■ SHORT PROBLEM
Every line that holds "width" should be shown.

Dataset listings of figures:
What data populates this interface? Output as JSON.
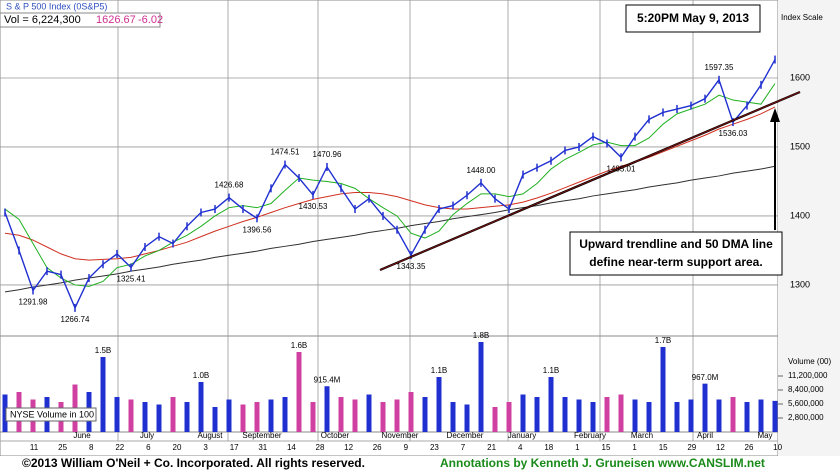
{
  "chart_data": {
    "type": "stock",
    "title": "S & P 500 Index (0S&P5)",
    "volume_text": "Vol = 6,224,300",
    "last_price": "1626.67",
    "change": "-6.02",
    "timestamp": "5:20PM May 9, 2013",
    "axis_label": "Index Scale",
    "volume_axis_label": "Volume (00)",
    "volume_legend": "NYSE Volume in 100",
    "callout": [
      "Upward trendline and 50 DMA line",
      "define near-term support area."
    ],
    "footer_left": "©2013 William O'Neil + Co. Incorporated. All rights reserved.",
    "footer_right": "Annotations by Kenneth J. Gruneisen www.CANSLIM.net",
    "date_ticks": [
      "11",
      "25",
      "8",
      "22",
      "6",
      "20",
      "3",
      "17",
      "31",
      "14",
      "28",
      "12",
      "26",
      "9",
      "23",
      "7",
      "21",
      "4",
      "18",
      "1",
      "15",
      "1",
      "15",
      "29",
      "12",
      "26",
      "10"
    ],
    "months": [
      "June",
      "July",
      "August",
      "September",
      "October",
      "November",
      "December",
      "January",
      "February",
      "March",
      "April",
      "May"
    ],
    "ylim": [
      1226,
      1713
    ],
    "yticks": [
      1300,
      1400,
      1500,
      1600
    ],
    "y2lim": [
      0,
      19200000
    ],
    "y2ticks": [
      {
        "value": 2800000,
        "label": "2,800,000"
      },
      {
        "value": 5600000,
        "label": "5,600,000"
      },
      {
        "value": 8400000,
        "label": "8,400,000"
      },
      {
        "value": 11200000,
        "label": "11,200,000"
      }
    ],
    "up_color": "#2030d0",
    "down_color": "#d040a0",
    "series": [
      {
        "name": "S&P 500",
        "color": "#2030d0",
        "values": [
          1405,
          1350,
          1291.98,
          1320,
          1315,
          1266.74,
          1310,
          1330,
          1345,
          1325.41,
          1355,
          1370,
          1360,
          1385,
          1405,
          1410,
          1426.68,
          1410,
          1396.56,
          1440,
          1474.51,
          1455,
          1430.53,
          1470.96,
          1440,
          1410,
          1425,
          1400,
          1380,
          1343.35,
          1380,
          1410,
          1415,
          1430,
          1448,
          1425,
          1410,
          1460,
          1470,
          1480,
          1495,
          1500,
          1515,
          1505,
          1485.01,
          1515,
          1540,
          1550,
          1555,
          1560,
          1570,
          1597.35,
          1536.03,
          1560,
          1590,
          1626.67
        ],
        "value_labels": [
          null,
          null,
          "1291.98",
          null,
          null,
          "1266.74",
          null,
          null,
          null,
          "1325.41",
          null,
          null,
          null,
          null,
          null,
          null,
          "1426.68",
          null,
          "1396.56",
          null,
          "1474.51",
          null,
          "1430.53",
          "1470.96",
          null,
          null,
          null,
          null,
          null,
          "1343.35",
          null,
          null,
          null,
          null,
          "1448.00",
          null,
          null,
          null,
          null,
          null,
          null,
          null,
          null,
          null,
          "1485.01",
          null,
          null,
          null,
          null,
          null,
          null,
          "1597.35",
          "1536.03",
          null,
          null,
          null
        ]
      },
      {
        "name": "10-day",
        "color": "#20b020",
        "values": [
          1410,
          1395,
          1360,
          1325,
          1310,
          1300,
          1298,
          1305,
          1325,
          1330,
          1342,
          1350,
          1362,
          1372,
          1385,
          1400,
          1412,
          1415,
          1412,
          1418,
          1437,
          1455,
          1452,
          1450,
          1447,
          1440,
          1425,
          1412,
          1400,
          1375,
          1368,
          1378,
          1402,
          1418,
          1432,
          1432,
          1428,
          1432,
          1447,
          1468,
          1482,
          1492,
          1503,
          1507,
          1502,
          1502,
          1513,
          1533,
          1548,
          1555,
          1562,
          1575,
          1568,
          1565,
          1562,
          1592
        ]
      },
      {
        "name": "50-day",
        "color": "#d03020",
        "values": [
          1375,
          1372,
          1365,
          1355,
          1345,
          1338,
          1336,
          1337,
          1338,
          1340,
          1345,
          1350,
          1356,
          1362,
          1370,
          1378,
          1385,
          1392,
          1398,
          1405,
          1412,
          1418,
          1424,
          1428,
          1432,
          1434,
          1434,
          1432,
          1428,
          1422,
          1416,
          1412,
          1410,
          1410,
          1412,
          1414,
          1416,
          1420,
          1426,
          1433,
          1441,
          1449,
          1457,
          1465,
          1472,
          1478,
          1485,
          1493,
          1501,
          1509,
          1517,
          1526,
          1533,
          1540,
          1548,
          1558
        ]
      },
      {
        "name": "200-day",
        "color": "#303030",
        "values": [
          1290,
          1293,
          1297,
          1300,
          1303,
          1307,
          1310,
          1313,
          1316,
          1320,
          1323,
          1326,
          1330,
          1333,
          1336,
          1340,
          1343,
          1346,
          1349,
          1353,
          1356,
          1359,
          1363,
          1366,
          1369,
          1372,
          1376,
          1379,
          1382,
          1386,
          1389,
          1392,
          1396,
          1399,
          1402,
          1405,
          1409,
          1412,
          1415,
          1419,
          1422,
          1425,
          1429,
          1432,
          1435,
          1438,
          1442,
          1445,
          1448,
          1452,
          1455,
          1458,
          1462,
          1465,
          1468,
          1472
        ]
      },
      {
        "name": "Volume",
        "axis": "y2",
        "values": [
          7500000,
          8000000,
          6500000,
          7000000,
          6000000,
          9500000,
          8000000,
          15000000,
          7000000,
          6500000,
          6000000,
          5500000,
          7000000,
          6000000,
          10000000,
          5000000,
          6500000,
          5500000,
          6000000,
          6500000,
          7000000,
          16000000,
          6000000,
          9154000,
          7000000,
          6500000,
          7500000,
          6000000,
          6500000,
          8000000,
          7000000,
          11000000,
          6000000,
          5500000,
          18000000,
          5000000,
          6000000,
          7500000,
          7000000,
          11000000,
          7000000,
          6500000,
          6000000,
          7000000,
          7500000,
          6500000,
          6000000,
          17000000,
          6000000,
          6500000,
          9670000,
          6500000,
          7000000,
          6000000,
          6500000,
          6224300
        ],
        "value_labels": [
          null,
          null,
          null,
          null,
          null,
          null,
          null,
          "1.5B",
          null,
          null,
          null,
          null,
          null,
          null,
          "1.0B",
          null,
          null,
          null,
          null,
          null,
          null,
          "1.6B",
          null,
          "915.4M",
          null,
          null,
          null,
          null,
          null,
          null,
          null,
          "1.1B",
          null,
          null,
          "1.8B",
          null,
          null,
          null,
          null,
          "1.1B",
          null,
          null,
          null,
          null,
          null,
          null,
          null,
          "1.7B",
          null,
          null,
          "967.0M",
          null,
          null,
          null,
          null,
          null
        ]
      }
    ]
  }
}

...

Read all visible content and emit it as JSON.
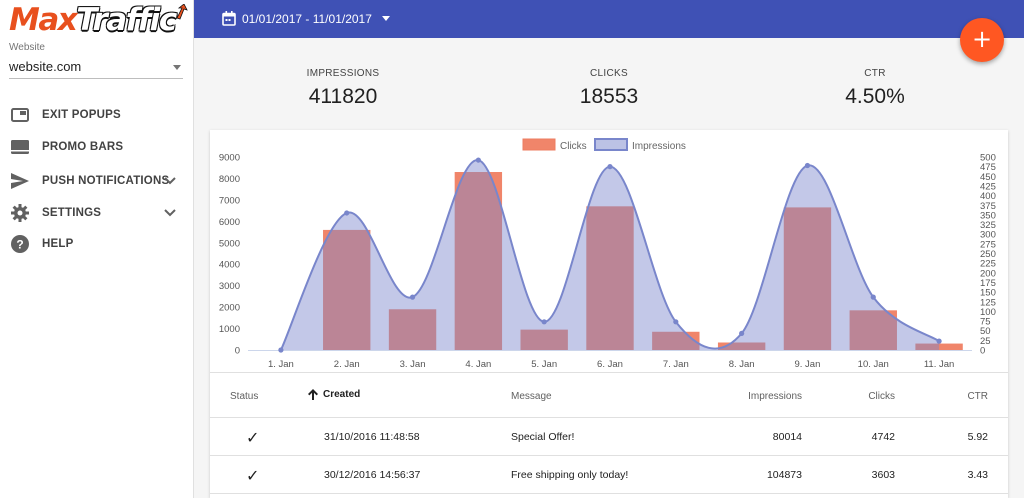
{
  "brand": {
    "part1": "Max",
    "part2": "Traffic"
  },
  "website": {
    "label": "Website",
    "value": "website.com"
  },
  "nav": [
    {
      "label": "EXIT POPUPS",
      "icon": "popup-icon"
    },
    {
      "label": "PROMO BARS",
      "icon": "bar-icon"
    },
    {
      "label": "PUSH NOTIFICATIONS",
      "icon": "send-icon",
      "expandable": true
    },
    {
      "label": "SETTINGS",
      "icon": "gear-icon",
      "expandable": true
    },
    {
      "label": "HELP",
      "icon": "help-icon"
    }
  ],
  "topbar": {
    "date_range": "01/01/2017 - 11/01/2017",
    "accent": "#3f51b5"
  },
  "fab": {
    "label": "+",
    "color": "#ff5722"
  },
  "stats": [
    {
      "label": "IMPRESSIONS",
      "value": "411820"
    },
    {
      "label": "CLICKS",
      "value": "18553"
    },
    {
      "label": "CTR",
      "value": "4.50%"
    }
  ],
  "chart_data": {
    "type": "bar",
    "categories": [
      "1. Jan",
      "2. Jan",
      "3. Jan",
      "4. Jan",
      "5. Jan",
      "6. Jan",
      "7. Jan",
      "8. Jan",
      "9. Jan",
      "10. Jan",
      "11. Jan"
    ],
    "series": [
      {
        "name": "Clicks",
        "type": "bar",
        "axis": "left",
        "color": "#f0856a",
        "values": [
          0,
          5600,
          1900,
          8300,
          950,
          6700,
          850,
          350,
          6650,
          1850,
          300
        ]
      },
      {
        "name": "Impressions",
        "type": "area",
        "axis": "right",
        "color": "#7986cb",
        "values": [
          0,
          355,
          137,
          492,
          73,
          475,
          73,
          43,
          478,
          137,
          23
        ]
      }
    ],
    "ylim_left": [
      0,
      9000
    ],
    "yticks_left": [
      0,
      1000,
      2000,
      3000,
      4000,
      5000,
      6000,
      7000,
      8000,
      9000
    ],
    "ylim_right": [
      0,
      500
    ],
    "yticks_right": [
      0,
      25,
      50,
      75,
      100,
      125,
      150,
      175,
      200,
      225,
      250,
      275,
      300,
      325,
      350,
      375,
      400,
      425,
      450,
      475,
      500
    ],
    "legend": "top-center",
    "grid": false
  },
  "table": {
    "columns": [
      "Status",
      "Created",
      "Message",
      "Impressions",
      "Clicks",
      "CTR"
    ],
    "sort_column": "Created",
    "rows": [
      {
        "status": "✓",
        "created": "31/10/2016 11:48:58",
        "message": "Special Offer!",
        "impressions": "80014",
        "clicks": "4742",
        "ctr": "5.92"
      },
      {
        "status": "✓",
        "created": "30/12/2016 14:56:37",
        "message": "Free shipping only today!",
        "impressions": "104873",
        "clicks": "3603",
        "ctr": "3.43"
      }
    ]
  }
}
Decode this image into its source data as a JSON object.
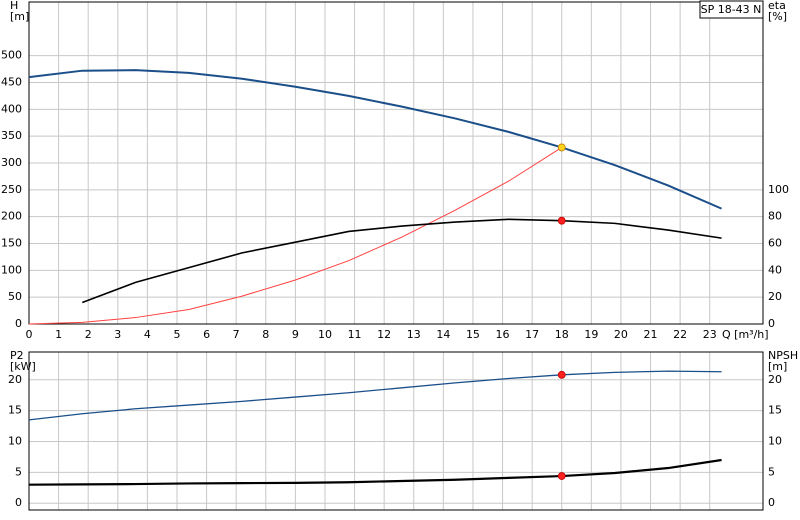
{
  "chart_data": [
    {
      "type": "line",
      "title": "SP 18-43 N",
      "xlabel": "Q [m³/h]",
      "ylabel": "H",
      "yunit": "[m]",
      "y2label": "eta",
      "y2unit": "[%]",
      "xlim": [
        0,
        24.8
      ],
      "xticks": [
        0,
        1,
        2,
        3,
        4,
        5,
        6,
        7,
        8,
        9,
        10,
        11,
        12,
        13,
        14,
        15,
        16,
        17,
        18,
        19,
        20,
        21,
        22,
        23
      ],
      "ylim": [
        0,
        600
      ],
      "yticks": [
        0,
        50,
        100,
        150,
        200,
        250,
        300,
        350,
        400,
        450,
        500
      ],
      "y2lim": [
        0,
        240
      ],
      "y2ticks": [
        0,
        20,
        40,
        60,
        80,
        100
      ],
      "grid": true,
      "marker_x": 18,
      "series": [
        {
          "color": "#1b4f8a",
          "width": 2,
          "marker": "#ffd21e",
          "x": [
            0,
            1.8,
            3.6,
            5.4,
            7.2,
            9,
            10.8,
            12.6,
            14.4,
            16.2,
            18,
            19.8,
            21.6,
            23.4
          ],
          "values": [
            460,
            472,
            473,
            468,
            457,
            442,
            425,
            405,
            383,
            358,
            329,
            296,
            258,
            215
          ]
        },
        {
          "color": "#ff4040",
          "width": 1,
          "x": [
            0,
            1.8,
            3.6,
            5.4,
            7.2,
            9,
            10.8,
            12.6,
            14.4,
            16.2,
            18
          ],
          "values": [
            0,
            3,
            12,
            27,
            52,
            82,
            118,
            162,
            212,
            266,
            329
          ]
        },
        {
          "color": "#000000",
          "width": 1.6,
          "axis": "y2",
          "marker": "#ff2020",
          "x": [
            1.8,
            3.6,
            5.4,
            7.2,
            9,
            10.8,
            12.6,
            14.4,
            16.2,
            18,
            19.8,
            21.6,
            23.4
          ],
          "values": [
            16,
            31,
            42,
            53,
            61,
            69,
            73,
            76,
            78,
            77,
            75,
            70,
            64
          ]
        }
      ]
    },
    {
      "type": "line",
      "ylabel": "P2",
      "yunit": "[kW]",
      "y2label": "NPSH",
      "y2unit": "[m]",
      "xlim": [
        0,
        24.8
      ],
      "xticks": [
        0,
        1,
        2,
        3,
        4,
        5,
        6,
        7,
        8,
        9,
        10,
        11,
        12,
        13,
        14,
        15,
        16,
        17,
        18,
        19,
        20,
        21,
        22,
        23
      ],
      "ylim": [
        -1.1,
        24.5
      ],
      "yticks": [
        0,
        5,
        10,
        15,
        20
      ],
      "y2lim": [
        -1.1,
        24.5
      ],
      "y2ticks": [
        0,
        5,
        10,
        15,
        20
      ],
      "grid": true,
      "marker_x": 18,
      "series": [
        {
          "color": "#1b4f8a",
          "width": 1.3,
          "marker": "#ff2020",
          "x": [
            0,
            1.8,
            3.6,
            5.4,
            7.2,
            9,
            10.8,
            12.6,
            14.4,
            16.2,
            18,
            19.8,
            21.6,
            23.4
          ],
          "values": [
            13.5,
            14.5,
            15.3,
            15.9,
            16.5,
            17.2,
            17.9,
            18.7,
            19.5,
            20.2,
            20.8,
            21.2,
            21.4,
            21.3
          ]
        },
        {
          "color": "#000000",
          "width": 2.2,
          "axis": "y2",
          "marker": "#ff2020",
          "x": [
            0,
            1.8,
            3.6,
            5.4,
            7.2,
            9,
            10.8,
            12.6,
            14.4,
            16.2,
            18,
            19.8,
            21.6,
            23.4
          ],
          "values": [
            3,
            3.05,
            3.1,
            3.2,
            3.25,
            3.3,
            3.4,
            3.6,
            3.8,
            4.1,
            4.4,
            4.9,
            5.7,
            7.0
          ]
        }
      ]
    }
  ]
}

...

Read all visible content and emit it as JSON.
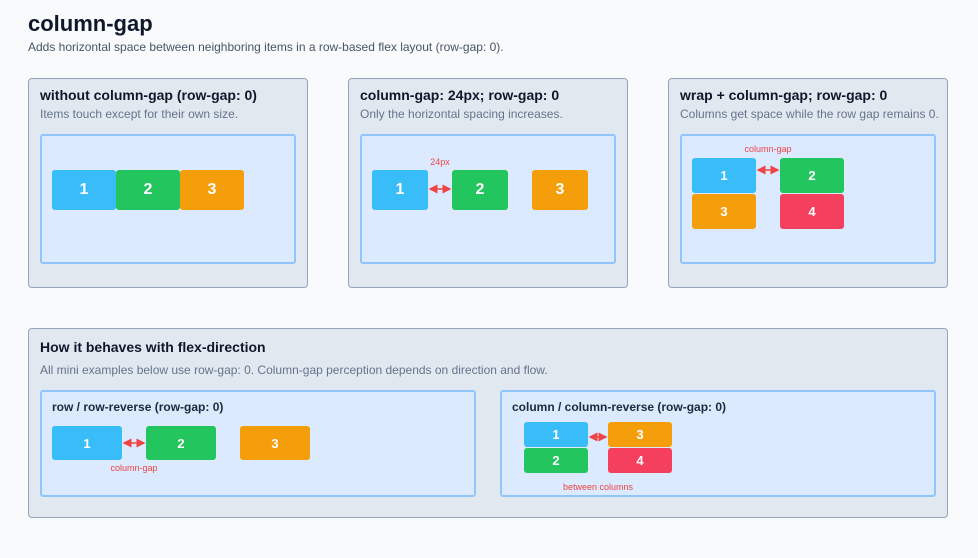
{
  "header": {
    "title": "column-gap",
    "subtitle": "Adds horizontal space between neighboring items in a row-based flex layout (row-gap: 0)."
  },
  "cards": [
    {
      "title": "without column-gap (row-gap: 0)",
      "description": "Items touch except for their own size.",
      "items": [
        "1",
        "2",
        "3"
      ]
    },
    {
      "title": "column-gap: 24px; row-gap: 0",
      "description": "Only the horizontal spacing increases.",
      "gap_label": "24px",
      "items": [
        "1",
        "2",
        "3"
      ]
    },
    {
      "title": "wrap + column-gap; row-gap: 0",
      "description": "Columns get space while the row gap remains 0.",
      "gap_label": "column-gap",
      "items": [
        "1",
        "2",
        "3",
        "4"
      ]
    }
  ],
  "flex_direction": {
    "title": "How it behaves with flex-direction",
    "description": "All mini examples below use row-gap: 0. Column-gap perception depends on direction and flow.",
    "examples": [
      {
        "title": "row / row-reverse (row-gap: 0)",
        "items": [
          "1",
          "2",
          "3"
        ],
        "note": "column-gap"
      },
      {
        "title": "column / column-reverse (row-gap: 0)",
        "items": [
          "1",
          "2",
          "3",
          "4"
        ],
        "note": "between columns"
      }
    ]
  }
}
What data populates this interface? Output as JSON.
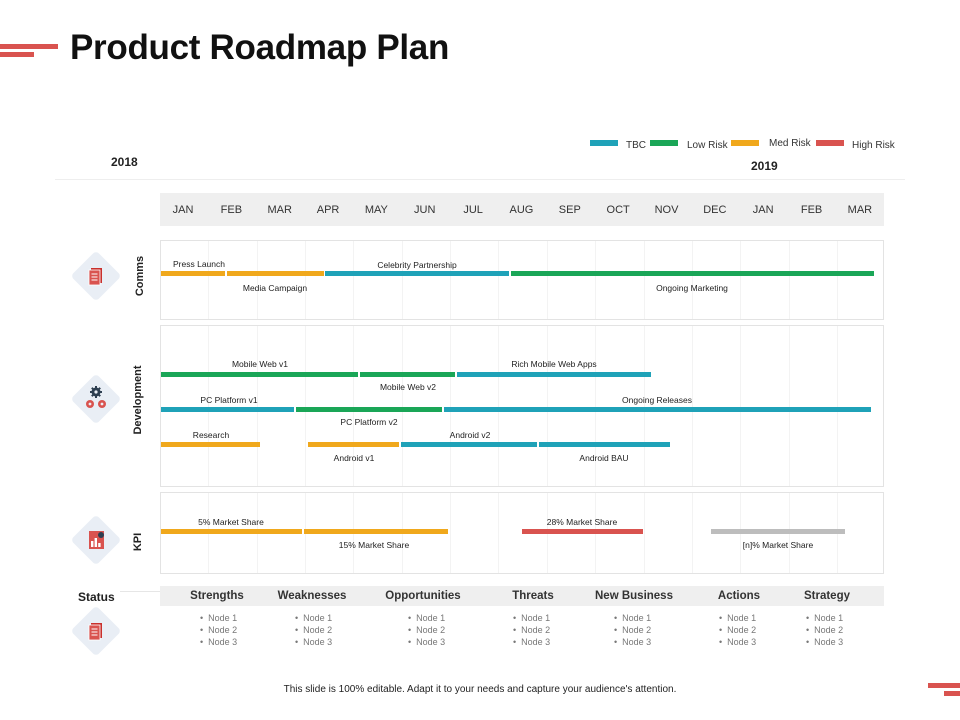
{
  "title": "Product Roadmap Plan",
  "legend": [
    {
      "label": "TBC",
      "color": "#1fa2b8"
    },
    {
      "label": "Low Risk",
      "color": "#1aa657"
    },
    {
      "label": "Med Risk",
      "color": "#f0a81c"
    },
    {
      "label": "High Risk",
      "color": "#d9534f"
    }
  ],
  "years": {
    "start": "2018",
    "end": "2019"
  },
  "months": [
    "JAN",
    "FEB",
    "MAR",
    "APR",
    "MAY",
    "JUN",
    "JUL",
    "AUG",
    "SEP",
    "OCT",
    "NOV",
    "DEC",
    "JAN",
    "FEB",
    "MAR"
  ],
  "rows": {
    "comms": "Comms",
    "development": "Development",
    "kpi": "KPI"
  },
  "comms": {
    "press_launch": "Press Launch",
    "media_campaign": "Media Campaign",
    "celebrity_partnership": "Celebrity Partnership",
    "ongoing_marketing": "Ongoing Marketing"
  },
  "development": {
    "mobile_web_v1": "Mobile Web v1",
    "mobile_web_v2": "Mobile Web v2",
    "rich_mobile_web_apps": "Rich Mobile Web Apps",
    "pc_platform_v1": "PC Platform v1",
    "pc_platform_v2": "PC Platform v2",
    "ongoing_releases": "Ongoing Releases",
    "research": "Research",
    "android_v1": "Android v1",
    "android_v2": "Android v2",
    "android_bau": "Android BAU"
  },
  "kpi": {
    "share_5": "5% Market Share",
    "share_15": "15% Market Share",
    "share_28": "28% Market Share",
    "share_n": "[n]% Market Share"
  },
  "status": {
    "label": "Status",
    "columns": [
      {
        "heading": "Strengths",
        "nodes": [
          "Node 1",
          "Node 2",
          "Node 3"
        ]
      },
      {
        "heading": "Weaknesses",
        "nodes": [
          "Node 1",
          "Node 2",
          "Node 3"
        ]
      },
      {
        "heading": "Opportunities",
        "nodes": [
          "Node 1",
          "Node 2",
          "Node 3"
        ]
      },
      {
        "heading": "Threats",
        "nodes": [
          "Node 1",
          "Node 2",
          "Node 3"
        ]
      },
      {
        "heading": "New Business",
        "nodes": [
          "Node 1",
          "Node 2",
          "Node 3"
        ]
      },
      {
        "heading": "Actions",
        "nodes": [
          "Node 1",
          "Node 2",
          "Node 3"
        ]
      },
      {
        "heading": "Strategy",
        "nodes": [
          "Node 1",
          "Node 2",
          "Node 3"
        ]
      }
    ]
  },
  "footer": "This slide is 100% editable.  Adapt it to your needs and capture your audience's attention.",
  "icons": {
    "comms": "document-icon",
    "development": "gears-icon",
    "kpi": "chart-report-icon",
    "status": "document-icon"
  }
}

■ FULL RESPONSE
          "width": 2,
          "width": 1,
          "width": 1.6,
          "width": 1.3,
          "width": 2.2,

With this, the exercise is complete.